Short problem => Below are some records; retype all of them exactly.

Collected data entries
..........
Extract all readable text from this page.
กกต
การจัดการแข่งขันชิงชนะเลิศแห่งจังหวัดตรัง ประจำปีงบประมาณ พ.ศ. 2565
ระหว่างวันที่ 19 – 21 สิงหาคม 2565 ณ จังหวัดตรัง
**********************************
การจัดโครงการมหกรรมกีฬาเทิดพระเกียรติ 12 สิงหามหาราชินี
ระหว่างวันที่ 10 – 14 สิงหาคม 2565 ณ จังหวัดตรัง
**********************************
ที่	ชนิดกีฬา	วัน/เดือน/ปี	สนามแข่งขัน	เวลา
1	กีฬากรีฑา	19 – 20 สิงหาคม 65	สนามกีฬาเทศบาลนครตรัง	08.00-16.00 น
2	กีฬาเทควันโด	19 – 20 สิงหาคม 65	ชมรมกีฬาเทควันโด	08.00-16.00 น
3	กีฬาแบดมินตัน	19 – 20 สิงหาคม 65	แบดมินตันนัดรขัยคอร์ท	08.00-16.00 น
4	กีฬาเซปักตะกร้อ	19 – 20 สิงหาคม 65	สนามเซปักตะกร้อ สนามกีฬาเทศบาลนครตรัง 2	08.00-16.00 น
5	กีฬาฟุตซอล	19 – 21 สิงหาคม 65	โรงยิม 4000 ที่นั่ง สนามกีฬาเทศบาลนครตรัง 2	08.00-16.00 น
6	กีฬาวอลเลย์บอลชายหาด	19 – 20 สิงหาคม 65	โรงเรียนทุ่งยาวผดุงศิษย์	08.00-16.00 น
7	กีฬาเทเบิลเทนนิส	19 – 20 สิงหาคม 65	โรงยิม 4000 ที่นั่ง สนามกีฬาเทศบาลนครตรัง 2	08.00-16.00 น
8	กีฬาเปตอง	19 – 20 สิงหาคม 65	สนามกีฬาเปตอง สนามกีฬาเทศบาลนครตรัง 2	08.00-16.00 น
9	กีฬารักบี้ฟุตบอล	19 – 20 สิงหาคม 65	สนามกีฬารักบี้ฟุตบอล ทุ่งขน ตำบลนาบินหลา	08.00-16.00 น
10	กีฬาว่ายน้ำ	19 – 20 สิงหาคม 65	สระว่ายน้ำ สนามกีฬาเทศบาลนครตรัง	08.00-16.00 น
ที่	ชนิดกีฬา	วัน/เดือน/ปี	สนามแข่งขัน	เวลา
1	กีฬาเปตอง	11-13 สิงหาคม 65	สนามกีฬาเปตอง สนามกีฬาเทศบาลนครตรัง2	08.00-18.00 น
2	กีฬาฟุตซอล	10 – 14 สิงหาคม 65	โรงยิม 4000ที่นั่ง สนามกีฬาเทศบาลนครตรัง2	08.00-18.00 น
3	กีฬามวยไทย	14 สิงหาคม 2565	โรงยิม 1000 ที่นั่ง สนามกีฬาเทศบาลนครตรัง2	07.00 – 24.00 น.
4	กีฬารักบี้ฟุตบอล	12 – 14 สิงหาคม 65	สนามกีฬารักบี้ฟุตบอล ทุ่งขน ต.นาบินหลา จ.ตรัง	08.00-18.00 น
..........
Exercise solution =>
Extract all readable text from this page.
กกต
การจัดการแข่งขันชิงชนะเลิศแห่งจังหวัดตรัง ประจำปีงบประมาณ พ.ศ. 2565
ระหว่างวันที่ 19 – 21 สิงหาคม 2565 ณ จังหวัดตรัง
**********************************
การจัดโครงการมหกรรมกีฬาเทิดพระเกียรติ 12 สิงหามหาราชินี
ระหว่างวันที่ 10 – 14 สิงหาคม 2565 ณ จังหวัดตรัง
**********************************
ที่	ชนิดกีฬา	วัน/เดือน/ปี	สนามแข่งขัน	เวลา
1	กีฬากรีฑา	19 – 20 สิงหาคม 65	สนามกีฬาเทศบาลนครตรัง	08.00-16.00 น
2	กีฬาเทควันโด	19 – 20 สิงหาคม 65	ชมรมกีฬาเทควันโด	08.00-16.00 น
3	กีฬาแบดมินตัน	19 – 20 สิงหาคม 65	แบดมินตันนัดรขัยคอร์ท	08.00-16.00 น
4	กีฬาเซปักตะกร้อ	19 – 20 สิงหาคม 65	สนามเซปักตะกร้อ สนามกีฬาเทศบาลนครตรัง 2	08.00-16.00 น
5	กีฬาฟุตซอล	19 – 21 สิงหาคม 65	โรงยิม 4000 ที่นั่ง สนามกีฬาเทศบาลนครตรัง 2	08.00-16.00 น
6	กีฬาวอลเลย์บอลชายหาด	19 – 20 สิงหาคม 65	โรงเรียนทุ่งยาวผดุงศิษย์	08.00-16.00 น
7	กีฬาเทเบิลเทนนิส	19 – 20 สิงหาคม 65	โรงยิม 4000 ที่นั่ง สนามกีฬาเทศบาลนครตรัง 2	08.00-16.00 น
8	กีฬาเปตอง	19 – 20 สิงหาคม 65	สนามกีฬาเปตอง สนามกีฬาเทศบาลนครตรัง 2	08.00-16.00 น
9	กีฬารักบี้ฟุตบอล	19 – 20 สิงหาคม 65	สนามกีฬารักบี้ฟุตบอล ทุ่งขน ตำบลนาบินหลา	08.00-16.00 น
10	กีฬาว่ายน้ำ	19 – 20 สิงหาคม 65	สระว่ายน้ำ สนามกีฬาเทศบาลนครตรัง	08.00-16.00 น
ที่	ชนิดกีฬา	วัน/เดือน/ปี	สนามแข่งขัน	เวลา
1	กีฬาเปตอง	11-13 สิงหาคม 65	สนามกีฬาเปตอง สนามกีฬาเทศบาลนครตรัง2	08.00-18.00 น
2	กีฬาฟุตซอล	10 – 14 สิงหาคม 65	โรงยิม 4000ที่นั่ง สนามกีฬาเทศบาลนครตรัง2	08.00-18.00 น
3	กีฬามวยไทย	14 สิงหาคม 2565	โรงยิม 1000 ที่นั่ง สนามกีฬาเทศบาลนครตรัง2	07.00 – 24.00 น.
4	กีฬารักบี้ฟุตบอล	12 – 14 สิงหาคม 65	สนามกีฬารักบี้ฟุตบอล ทุ่งขน ต.นาบินหลา จ.ตรัง	08.00-18.00 น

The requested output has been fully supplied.